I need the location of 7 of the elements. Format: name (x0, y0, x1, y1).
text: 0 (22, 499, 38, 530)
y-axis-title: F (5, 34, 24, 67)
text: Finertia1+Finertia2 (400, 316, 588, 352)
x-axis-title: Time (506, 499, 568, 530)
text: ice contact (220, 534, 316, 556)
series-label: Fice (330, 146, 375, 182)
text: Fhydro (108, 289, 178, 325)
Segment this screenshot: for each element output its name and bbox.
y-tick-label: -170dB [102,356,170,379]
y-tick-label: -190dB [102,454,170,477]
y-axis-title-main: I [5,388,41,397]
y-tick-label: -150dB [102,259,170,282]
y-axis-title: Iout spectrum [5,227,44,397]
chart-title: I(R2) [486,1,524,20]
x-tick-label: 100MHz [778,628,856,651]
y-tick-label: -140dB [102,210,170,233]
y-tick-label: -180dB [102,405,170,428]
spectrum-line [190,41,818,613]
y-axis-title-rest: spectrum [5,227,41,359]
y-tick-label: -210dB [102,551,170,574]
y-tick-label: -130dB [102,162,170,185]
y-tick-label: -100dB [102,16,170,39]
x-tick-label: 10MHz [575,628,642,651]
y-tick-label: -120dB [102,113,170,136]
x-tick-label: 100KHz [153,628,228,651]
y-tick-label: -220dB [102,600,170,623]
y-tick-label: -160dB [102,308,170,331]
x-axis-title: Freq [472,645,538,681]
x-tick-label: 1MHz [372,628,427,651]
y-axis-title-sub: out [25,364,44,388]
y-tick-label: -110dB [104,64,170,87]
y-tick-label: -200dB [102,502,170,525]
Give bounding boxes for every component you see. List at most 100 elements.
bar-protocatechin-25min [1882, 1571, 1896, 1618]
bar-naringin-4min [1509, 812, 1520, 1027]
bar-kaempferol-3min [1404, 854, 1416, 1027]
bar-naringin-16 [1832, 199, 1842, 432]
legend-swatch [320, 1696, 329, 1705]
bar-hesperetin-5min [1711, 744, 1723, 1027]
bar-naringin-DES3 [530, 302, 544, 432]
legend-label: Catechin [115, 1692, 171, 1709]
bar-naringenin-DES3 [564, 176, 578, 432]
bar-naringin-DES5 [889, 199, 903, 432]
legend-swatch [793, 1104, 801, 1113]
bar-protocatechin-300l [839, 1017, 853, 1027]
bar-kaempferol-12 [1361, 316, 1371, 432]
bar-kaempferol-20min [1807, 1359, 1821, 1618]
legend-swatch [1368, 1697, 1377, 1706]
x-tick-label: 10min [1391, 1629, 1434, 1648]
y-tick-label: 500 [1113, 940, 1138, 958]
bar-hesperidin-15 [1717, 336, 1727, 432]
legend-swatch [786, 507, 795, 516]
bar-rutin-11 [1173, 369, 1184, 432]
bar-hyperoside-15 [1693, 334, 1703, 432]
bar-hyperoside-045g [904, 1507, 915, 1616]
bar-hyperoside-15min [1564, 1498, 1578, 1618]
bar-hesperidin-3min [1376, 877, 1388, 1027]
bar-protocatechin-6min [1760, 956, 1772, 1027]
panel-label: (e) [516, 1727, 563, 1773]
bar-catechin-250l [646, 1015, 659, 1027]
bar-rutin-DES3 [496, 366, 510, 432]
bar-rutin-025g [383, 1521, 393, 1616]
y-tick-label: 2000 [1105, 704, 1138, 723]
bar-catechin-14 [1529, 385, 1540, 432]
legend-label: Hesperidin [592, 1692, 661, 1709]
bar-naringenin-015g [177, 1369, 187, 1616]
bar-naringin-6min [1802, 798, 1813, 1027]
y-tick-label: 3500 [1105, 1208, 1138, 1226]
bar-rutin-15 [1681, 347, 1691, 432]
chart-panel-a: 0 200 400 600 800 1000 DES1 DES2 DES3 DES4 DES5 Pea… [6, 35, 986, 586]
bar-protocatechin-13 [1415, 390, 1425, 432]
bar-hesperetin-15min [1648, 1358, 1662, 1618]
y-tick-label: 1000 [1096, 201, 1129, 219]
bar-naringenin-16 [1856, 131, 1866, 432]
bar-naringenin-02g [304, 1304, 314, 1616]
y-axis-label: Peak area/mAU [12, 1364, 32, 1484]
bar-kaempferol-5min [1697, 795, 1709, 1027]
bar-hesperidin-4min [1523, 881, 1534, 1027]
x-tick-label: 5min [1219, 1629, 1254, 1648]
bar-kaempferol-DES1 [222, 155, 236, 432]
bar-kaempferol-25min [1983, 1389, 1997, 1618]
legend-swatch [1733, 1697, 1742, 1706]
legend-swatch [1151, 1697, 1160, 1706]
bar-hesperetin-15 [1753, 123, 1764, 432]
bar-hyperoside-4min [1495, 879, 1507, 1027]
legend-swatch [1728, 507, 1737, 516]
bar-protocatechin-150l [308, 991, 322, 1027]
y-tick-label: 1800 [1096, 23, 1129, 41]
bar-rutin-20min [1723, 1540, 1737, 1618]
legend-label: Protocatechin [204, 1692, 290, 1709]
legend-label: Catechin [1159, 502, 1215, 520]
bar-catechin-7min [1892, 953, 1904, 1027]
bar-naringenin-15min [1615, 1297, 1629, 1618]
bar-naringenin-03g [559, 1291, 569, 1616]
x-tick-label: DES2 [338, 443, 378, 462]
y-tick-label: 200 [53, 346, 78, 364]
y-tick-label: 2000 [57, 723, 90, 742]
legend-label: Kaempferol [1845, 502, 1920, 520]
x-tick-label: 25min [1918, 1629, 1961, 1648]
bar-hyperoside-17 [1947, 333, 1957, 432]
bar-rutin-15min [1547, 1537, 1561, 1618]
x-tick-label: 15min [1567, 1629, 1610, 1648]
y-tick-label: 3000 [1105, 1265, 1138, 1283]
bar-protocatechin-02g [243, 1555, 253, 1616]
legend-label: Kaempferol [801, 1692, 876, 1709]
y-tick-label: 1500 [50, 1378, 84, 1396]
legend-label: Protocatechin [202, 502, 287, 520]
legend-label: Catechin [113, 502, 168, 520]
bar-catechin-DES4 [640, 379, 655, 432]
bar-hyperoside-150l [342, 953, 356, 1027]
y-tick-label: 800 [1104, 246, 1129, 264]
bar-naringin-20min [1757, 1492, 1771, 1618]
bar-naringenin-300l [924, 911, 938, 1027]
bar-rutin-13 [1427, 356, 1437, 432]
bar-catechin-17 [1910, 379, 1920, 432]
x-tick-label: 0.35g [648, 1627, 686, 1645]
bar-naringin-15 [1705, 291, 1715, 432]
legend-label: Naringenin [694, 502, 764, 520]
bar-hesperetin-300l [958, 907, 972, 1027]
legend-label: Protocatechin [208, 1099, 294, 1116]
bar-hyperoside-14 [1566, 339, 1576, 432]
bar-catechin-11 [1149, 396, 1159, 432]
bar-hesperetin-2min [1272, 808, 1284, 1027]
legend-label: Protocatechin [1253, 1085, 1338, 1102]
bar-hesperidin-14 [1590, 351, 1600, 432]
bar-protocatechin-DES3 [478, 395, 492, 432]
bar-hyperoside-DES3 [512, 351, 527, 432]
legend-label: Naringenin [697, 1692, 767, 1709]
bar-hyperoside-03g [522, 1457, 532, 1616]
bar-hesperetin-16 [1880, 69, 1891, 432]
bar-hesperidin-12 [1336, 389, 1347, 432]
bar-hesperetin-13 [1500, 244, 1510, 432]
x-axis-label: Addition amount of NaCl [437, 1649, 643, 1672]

☆ ☆ ☆ ☆

=== To do ===
Reproduce all of the material above verbatim, keeping every line in its original order.

=== Correct output ===
I need the location of 7 of the elements. Format: name (x0, y0, x1, y1).
text: 0 (22, 499, 38, 530)
y-axis-title: F (5, 34, 24, 67)
text: Finertia1+Finertia2 (400, 316, 588, 352)
x-axis-title: Time (506, 499, 568, 530)
text: ice contact (220, 534, 316, 556)
series-label: Fice (330, 146, 375, 182)
text: Fhydro (108, 289, 178, 325)
Segment this screenshot: for each element output its name and bbox.
y-tick-label: -170dB [102,356,170,379]
y-tick-label: -190dB [102,454,170,477]
y-axis-title-main: I [5,388,41,397]
y-tick-label: -150dB [102,259,170,282]
y-axis-title: Iout spectrum [5,227,44,397]
chart-title: I(R2) [486,1,524,20]
x-tick-label: 100MHz [778,628,856,651]
y-tick-label: -140dB [102,210,170,233]
y-tick-label: -180dB [102,405,170,428]
spectrum-line [190,41,818,613]
y-axis-title-rest: spectrum [5,227,41,359]
y-tick-label: -210dB [102,551,170,574]
y-tick-label: -130dB [102,162,170,185]
y-tick-label: -100dB [102,16,170,39]
x-tick-label: 10MHz [575,628,642,651]
y-tick-label: -120dB [102,113,170,136]
x-tick-label: 100KHz [153,628,228,651]
y-tick-label: -220dB [102,600,170,623]
y-tick-label: -160dB [102,308,170,331]
x-axis-title: Freq [472,645,538,681]
x-tick-label: 1MHz [372,628,427,651]
y-axis-title-sub: out [25,364,44,388]
y-tick-label: -110dB [104,64,170,87]
y-tick-label: -200dB [102,502,170,525]
Give bounding boxes for every component you see. List at most 100 elements.
bar-protocatechin-25min [1882, 1571, 1896, 1618]
bar-naringin-4min [1509, 812, 1520, 1027]
bar-kaempferol-3min [1404, 854, 1416, 1027]
bar-naringin-16 [1832, 199, 1842, 432]
legend-swatch [320, 1696, 329, 1705]
bar-hesperetin-5min [1711, 744, 1723, 1027]
bar-naringin-DES3 [530, 302, 544, 432]
legend-label: Catechin [115, 1692, 171, 1709]
bar-naringenin-DES3 [564, 176, 578, 432]
bar-naringin-DES5 [889, 199, 903, 432]
legend-swatch [793, 1104, 801, 1113]
bar-protocatechin-300l [839, 1017, 853, 1027]
bar-kaempferol-12 [1361, 316, 1371, 432]
bar-kaempferol-20min [1807, 1359, 1821, 1618]
legend-swatch [1368, 1697, 1377, 1706]
x-tick-label: 10min [1391, 1629, 1434, 1648]
y-tick-label: 500 [1113, 940, 1138, 958]
bar-hesperidin-15 [1717, 336, 1727, 432]
legend-swatch [786, 507, 795, 516]
bar-rutin-11 [1173, 369, 1184, 432]
bar-hyperoside-15 [1693, 334, 1703, 432]
bar-hyperoside-045g [904, 1507, 915, 1616]
bar-hyperoside-15min [1564, 1498, 1578, 1618]
bar-hesperidin-3min [1376, 877, 1388, 1027]
bar-protocatechin-6min [1760, 956, 1772, 1027]
panel-label: (e) [516, 1727, 563, 1773]
bar-catechin-250l [646, 1015, 659, 1027]
bar-rutin-DES3 [496, 366, 510, 432]
bar-rutin-025g [383, 1521, 393, 1616]
y-tick-label: 2000 [1105, 704, 1138, 723]
bar-catechin-14 [1529, 385, 1540, 432]
legend-label: Hesperidin [592, 1692, 661, 1709]
bar-naringenin-015g [177, 1369, 187, 1616]
bar-naringin-6min [1802, 798, 1813, 1027]
y-tick-label: 3500 [1105, 1208, 1138, 1226]
bar-rutin-15 [1681, 347, 1691, 432]
chart-panel-a: 0 200 400 600 800 1000 DES1 DES2 DES3 DES4 DES5 Pea… [6, 35, 986, 586]
bar-protocatechin-13 [1415, 390, 1425, 432]
bar-hesperetin-15min [1648, 1358, 1662, 1618]
y-tick-label: 1000 [1096, 201, 1129, 219]
bar-naringenin-16 [1856, 131, 1866, 432]
bar-naringenin-02g [304, 1304, 314, 1616]
y-axis-label: Peak area/mAU [12, 1364, 32, 1484]
bar-kaempferol-5min [1697, 795, 1709, 1027]
bar-hesperidin-4min [1523, 881, 1534, 1027]
x-tick-label: 5min [1219, 1629, 1254, 1648]
bar-kaempferol-DES1 [222, 155, 236, 432]
bar-kaempferol-25min [1983, 1389, 1997, 1618]
legend-swatch [1733, 1697, 1742, 1706]
legend-swatch [1151, 1697, 1160, 1706]
bar-hesperetin-15 [1753, 123, 1764, 432]
bar-hyperoside-4min [1495, 879, 1507, 1027]
legend-swatch [1728, 507, 1737, 516]
bar-protocatechin-150l [308, 991, 322, 1027]
y-tick-label: 1800 [1096, 23, 1129, 41]
bar-rutin-20min [1723, 1540, 1737, 1618]
legend-label: Protocatechin [204, 1692, 290, 1709]
legend-label: Catechin [1159, 502, 1215, 520]
bar-catechin-7min [1892, 953, 1904, 1027]
bar-naringenin-15min [1615, 1297, 1629, 1618]
bar-naringenin-03g [559, 1291, 569, 1616]
x-tick-label: DES2 [338, 443, 378, 462]
y-tick-label: 200 [53, 346, 78, 364]
y-tick-label: 2000 [57, 723, 90, 742]
legend-label: Kaempferol [1845, 502, 1920, 520]
x-tick-label: 25min [1918, 1629, 1961, 1648]
bar-hyperoside-17 [1947, 333, 1957, 432]
bar-rutin-15min [1547, 1537, 1561, 1618]
x-tick-label: 15min [1567, 1629, 1610, 1648]
y-tick-label: 3000 [1105, 1265, 1138, 1283]
bar-protocatechin-02g [243, 1555, 253, 1616]
legend-label: Kaempferol [801, 1692, 876, 1709]
y-tick-label: 1500 [50, 1378, 84, 1396]
legend-label: Protocatechin [202, 502, 287, 520]
legend-label: Catechin [113, 502, 168, 520]
bar-catechin-DES4 [640, 379, 655, 432]
bar-hyperoside-150l [342, 953, 356, 1027]
y-tick-label: 800 [1104, 246, 1129, 264]
bar-naringin-20min [1757, 1492, 1771, 1618]
bar-naringenin-300l [924, 911, 938, 1027]
bar-rutin-13 [1427, 356, 1437, 432]
bar-catechin-17 [1910, 379, 1920, 432]
x-tick-label: 0.35g [648, 1627, 686, 1645]
bar-naringin-15 [1705, 291, 1715, 432]
legend-label: Naringenin [694, 502, 764, 520]
bar-hesperetin-300l [958, 907, 972, 1027]
legend-label: Protocatechin [208, 1099, 294, 1116]
bar-hyperoside-14 [1566, 339, 1576, 432]
bar-catechin-11 [1149, 396, 1159, 432]
bar-hesperetin-2min [1272, 808, 1284, 1027]
legend-label: Protocatechin [1253, 1085, 1338, 1102]
bar-hesperidin-14 [1590, 351, 1600, 432]
bar-protocatechin-DES3 [478, 395, 492, 432]
bar-hyperoside-DES3 [512, 351, 527, 432]
legend-label: Naringenin [697, 1692, 767, 1709]
bar-hyperoside-03g [522, 1457, 532, 1616]
bar-hesperetin-16 [1880, 69, 1891, 432]
bar-hesperidin-12 [1336, 389, 1347, 432]
bar-hesperetin-13 [1500, 244, 1510, 432]
x-axis-label: Addition amount of NaCl [437, 1649, 643, 1672]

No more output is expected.